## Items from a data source

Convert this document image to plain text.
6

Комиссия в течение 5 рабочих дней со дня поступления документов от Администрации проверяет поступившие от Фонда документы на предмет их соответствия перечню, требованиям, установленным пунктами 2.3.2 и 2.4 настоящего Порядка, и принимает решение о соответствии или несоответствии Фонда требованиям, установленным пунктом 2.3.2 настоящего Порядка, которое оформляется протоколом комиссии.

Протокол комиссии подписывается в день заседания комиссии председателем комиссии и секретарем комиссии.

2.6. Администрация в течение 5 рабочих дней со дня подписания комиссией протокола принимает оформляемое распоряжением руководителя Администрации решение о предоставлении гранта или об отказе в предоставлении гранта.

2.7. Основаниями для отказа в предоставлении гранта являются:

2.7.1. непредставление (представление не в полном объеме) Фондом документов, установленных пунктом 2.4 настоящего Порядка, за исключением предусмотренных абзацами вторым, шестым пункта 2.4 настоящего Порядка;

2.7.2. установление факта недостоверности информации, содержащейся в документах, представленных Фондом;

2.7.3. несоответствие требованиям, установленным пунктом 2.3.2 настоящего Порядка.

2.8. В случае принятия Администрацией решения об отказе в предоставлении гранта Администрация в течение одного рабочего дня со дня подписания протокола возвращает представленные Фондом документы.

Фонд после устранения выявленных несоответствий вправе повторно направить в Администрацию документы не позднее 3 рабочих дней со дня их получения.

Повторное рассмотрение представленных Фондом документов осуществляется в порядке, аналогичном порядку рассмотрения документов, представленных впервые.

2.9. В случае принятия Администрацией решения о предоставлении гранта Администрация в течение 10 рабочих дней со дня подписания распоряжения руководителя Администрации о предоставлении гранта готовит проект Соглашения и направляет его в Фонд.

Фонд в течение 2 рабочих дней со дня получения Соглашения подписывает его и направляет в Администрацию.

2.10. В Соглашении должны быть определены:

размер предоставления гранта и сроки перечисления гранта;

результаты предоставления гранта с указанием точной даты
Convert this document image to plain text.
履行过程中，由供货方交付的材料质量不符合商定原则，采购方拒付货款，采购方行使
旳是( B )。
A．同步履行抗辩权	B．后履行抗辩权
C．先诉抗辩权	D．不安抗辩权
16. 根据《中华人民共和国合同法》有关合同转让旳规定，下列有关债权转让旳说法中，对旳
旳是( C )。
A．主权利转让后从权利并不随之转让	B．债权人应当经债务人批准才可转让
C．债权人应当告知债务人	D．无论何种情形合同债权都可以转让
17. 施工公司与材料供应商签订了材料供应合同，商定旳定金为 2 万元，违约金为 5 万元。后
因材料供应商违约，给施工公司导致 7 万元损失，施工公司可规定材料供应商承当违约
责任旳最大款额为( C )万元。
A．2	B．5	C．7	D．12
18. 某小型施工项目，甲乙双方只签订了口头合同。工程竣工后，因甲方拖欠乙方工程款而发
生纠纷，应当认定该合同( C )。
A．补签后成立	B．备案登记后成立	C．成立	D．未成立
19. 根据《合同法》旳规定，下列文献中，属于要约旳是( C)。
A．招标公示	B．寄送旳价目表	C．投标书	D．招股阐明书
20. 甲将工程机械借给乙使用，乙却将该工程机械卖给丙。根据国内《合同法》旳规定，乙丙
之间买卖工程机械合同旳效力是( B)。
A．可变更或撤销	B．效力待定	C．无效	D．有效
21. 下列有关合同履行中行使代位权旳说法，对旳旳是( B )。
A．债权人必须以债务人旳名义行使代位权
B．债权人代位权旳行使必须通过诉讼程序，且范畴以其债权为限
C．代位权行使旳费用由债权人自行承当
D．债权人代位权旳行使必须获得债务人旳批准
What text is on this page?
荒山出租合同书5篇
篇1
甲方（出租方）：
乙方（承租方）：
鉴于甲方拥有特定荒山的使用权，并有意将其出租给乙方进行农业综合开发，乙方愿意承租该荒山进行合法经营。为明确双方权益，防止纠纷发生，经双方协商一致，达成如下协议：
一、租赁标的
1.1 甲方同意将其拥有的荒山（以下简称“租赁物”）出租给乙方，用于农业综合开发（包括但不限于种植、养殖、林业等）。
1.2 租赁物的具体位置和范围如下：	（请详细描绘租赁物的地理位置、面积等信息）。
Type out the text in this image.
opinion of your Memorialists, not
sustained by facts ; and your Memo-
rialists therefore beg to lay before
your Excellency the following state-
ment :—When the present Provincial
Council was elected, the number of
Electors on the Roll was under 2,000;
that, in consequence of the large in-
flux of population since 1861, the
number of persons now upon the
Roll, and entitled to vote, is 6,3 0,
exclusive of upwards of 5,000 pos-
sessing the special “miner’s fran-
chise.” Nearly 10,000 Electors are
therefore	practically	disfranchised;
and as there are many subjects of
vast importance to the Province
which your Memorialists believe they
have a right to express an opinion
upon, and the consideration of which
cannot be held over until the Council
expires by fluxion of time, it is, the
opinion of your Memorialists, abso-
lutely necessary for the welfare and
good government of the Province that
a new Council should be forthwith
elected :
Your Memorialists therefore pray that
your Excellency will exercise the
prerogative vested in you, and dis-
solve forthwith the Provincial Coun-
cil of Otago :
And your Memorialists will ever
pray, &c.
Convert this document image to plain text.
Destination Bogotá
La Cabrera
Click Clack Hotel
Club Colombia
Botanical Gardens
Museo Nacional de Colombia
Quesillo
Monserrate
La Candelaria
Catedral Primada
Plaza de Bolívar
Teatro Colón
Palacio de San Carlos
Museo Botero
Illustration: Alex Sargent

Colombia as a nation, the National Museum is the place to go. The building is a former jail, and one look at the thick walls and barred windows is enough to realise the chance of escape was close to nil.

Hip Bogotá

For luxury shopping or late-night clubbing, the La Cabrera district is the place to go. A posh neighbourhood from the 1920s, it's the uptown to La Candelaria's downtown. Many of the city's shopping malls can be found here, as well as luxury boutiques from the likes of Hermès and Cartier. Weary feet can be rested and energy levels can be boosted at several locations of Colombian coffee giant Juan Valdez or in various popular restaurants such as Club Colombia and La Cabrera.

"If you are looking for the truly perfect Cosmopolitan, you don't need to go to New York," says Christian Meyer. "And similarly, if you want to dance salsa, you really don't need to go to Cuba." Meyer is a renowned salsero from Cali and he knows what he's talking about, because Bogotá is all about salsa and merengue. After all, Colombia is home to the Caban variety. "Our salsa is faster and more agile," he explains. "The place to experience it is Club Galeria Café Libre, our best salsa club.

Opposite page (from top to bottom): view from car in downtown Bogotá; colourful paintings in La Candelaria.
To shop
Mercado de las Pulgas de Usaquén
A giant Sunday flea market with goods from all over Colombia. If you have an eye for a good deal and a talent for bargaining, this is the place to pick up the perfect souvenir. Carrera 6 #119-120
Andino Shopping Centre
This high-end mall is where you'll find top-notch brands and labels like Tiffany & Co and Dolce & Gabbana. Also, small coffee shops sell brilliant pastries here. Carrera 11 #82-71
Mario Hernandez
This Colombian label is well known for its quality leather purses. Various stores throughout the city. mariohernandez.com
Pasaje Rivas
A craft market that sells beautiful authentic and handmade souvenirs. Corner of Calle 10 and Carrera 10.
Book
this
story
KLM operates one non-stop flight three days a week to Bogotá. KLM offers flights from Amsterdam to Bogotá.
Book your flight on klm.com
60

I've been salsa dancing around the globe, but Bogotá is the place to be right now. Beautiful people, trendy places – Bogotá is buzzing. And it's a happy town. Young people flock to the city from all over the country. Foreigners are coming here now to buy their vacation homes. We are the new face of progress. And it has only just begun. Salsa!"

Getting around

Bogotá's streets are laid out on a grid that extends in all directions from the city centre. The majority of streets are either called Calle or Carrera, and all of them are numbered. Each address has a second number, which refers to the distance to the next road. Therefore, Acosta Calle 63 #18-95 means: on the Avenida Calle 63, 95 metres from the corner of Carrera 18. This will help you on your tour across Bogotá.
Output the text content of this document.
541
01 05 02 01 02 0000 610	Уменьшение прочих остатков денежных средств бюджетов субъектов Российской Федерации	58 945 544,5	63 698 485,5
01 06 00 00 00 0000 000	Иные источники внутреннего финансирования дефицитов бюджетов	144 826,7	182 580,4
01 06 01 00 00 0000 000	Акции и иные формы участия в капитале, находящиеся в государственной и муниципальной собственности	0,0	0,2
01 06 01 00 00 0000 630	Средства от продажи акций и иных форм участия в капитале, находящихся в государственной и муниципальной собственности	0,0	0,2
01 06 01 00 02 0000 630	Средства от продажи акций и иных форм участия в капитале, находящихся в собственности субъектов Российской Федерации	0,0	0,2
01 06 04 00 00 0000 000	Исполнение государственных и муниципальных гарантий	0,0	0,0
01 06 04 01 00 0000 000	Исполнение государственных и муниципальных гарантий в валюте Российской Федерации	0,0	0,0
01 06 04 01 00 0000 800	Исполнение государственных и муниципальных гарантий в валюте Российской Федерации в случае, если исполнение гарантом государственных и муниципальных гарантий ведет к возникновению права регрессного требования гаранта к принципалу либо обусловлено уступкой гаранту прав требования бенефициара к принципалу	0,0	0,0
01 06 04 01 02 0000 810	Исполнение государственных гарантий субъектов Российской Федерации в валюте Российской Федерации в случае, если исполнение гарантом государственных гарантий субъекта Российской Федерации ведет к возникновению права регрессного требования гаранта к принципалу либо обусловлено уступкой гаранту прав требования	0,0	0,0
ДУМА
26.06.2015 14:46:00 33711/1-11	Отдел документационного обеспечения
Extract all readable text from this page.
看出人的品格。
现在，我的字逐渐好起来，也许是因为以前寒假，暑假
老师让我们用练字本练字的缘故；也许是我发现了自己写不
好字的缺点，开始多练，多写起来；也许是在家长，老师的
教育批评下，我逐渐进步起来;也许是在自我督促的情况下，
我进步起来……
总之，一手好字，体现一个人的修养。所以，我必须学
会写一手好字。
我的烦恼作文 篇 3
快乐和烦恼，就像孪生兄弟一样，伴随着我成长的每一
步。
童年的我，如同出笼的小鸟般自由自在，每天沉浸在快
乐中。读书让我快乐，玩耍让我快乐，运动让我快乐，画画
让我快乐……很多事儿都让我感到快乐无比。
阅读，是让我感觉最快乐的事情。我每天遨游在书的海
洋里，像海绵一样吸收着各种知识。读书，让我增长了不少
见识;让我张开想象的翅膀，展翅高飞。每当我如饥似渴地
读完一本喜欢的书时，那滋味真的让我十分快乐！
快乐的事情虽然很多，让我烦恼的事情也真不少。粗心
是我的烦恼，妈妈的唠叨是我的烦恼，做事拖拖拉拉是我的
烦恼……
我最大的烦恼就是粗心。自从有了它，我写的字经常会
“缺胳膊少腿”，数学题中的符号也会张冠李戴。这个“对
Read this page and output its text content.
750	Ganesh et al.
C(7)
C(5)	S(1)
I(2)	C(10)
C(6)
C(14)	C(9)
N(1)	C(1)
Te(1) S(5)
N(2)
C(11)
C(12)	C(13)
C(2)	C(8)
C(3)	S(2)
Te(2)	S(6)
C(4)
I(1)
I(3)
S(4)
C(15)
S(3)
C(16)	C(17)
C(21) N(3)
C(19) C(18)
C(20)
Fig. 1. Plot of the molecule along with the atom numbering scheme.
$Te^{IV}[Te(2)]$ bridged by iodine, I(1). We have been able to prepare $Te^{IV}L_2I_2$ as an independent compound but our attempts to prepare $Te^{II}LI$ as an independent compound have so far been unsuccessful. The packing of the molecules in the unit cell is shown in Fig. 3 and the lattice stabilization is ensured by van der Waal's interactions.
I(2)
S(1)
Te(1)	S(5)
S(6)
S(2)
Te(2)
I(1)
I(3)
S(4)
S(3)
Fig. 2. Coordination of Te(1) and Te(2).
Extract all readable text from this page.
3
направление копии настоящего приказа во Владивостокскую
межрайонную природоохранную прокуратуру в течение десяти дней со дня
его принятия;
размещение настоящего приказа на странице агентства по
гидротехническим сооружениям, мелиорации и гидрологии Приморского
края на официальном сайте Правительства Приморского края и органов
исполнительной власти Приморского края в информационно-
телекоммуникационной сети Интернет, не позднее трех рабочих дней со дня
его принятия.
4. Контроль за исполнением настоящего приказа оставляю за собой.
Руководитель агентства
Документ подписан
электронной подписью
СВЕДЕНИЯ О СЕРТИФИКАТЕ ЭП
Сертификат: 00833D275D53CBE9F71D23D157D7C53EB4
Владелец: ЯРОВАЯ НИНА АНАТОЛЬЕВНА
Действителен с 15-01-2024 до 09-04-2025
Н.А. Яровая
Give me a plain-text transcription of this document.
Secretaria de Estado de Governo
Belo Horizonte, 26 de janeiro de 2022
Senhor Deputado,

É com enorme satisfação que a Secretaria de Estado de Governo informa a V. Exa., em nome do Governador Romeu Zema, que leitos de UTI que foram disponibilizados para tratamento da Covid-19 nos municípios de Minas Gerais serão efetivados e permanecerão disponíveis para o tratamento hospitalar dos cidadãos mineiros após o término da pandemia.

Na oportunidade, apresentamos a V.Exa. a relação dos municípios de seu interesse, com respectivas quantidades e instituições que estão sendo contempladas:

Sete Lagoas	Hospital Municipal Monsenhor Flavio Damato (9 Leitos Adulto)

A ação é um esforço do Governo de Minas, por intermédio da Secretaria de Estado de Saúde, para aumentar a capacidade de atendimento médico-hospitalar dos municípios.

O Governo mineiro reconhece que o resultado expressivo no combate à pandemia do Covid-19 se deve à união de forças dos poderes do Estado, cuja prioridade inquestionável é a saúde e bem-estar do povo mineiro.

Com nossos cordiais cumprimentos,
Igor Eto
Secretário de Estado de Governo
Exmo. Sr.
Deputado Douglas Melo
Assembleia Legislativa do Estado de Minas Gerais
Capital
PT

## What this task involves
From the records above, pull out every line containing the word "позднее".

## Result of this exercise
Фонд после устранения выявленных несоответствий вправе повторно направить в Администрацию документы не позднее 3 рабочих дней со дня их получения.
телекоммуникационной сети Интернет, не позднее трех рабочих дней со дня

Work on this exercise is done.